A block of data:
## BEGIN

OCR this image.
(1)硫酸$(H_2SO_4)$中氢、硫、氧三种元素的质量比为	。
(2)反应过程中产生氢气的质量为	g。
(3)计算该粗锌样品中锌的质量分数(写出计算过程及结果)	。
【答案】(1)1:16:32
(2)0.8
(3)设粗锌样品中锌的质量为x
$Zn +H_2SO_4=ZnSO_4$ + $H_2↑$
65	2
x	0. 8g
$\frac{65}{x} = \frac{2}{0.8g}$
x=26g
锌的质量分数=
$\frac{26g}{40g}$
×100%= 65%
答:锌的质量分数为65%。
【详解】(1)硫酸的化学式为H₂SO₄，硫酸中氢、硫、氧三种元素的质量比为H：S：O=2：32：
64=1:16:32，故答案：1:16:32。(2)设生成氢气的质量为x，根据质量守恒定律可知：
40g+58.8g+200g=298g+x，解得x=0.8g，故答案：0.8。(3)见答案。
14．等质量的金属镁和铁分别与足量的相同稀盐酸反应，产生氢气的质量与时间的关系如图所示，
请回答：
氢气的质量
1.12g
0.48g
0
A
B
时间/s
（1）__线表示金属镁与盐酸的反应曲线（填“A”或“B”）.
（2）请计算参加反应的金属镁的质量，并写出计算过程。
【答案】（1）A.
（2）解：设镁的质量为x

## END

What to do: Transcribe the data above in full, exactly.

Answer below:
OCR this image.
(1)硫酸$(H_2SO_4)$中氢、硫、氧三种元素的质量比为	。
(2)反应过程中产生氢气的质量为	g。
(3)计算该粗锌样品中锌的质量分数(写出计算过程及结果)	。
【答案】(1)1:16:32
(2)0.8
(3)设粗锌样品中锌的质量为x
$Zn +H_2SO_4=ZnSO_4$ + $H_2↑$
65	2
x	0. 8g
$\frac{65}{x} = \frac{2}{0.8g}$
x=26g
锌的质量分数=
$\frac{26g}{40g}$
×100%= 65%
答:锌的质量分数为65%。
【详解】(1)硫酸的化学式为H₂SO₄，硫酸中氢、硫、氧三种元素的质量比为H：S：O=2：32：
64=1:16:32，故答案：1:16:32。(2)设生成氢气的质量为x，根据质量守恒定律可知：
40g+58.8g+200g=298g+x，解得x=0.8g，故答案：0.8。(3)见答案。
14．等质量的金属镁和铁分别与足量的相同稀盐酸反应，产生氢气的质量与时间的关系如图所示，
请回答：
氢气的质量
1.12g
0.48g
0
A
B
时间/s
（1）__线表示金属镁与盐酸的反应曲线（填“A”或“B”）.
（2）请计算参加反应的金属镁的质量，并写出计算过程。
【答案】（1）A.
（2）解：设镁的质量为x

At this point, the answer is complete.